» Activities
• a. In the text on Danaher's deal for X-Rite-Pantone, how many companies does Danaher have in its portfolio?
• b. Reproduce word for word the part of the text on Danaher's deal for X-Rite-Pantone that starts with "Stalam indicated that" and goes on through "a $1.2 billion subgroup.".
• c. Resume the text on Danaher's deal for X-Rite-Pantone after its final sentence.

» Text section
= = = = =
WhatTheyThink spoke with X-Rite-Pantone Senior VP of Sales and Marketing Vic Stalam upon learning about this news.  Stalam said, “We believe that this is the right thing for our customers, for our employees and for our shareholders.  I say that because even though X-Rite has great technology and solutions, we were hampered from an investment perspective from scaling up because we are diversified into so many different markets, includingt industrial, automotive, textiles, retail, and, of course, printing and packaging.  The one thing Danaher has emphasized during this process is that their focus is on growing companies. They will invest in us and let us grow, allowing us to bring even more new products and solutions to market. It is a very good deal for employees because Danaher is a large company, with revenues of more than $18 billion and more than 59,000 employees. They are more than willing to invest in training people, providing resources around processes, and this also opens up opportunities for employees to move across different markets and companies if they are interested in doing so. Danaher has more than 100 companies in its portfolio.  It is good for shareholders because it gives them about a 20% premium over the average stock price for the last 120 days.” 

Stalam indicated that X-Rite Pantone will join Esko and VideoJet in the Product Identification subgroup of Danaher, making this business a $1.2 billion subgroup.
= = = = =
» Data to examine
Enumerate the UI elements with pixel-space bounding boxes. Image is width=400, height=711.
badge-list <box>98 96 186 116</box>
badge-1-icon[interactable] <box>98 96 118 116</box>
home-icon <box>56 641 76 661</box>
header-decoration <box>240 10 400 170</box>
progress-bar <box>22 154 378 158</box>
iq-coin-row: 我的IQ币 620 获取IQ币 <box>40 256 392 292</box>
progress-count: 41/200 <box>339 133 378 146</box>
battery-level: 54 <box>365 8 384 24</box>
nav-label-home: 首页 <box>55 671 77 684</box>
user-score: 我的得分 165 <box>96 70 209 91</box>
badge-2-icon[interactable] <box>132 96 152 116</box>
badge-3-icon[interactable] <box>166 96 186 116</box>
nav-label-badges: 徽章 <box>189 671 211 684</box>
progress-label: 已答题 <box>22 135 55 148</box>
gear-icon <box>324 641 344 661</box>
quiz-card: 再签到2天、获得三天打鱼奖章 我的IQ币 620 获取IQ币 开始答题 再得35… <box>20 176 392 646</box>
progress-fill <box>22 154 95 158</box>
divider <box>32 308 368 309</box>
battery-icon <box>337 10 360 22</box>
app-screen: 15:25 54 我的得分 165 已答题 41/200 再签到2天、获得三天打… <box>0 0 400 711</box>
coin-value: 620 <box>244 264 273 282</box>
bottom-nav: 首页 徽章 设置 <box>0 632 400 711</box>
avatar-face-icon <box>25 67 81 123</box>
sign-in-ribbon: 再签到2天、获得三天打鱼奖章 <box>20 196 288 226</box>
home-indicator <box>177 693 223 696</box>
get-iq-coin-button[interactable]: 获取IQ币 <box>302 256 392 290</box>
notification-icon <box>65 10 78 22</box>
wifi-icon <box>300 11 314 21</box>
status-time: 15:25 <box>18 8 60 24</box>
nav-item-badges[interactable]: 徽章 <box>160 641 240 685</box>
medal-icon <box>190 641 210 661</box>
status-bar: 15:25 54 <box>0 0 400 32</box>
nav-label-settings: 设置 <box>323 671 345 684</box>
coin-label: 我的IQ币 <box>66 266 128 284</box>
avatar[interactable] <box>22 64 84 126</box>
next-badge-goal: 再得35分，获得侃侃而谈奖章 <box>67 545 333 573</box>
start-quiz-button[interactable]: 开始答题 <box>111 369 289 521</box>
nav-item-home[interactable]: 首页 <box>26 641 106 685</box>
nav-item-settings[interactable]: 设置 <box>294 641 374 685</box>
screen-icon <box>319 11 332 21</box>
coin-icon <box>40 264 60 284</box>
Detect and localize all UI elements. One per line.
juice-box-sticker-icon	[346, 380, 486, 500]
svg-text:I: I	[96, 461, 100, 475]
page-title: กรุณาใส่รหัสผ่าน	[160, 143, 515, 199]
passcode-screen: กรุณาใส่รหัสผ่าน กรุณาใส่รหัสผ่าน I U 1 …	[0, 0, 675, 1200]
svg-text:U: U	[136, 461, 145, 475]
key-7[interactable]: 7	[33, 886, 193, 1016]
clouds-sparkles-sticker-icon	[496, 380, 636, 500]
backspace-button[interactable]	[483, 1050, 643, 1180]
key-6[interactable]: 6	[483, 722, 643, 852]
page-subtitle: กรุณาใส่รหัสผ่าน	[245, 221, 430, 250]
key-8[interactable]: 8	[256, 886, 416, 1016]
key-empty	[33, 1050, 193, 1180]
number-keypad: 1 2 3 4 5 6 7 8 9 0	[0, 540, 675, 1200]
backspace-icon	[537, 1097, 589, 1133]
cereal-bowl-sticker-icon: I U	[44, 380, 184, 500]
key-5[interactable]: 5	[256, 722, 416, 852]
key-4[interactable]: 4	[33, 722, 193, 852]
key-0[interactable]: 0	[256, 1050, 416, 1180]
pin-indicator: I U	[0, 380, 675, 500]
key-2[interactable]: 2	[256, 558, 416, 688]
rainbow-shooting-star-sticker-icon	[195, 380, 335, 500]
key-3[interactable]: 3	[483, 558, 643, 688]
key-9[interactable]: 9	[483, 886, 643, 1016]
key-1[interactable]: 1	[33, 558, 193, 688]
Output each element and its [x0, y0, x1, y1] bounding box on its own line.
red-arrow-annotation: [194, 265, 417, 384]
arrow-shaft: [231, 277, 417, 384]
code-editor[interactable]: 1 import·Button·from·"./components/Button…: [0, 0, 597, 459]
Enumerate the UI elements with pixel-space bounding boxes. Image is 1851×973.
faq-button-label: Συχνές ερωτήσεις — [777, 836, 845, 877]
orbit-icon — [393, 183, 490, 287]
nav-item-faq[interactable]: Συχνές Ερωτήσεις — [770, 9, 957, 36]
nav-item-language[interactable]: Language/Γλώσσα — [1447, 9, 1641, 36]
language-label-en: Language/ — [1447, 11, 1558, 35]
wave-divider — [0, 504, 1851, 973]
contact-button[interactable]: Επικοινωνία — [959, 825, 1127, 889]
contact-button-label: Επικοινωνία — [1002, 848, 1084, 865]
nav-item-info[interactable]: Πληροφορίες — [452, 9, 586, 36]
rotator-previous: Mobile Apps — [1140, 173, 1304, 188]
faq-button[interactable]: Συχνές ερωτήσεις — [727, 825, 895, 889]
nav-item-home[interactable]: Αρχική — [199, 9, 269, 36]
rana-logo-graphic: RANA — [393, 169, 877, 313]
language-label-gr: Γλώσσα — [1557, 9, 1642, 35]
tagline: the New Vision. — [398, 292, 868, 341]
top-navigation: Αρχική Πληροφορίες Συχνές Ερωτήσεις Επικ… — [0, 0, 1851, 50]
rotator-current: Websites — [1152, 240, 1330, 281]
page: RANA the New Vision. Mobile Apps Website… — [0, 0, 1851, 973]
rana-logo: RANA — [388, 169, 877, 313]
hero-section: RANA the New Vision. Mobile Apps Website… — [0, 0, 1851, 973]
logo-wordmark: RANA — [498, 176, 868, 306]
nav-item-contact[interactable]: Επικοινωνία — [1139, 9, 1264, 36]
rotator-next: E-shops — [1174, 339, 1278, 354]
= = = = =
» Numbered responses
• a. More than 100.

• b.
Stalam indicated that X-Rite Pantone will join Esko and VideoJet in the Product Identification subgroup of Danaher, making this business a $1.2 billion subgroup.

• c.
Danaher is headquarter in Washington, D.C., and the headquarters for the Industrial Technologies Group, of which Product Identification is a part, are located in Industrial Technologies Group. Stalam indicates that there are no reductions in headcount anticipated at this time, and that according to standard Danaher business practices, X-Rite Pantone will continue to operate as a standalone business unit within the Product Identification Group. “This will also allow us to work more closely with Esko and VideoJet as we grow our product and service offerings for the packaging industry,” he added, “including cross-selling to each other’s customer base.”

Stalam pointed out that Danaher, on average, makes about 10 acquisitions each year, and indicated that he could foresee the possibility of other acquisitions in this space as the company continues to build its portfolio of companies.  He concluded, “We are very excited about this turn of events. It gives us the advantages of being part of a very large company with deep pockets, while allowing us to continue to operate as a small company, fast and nimble.”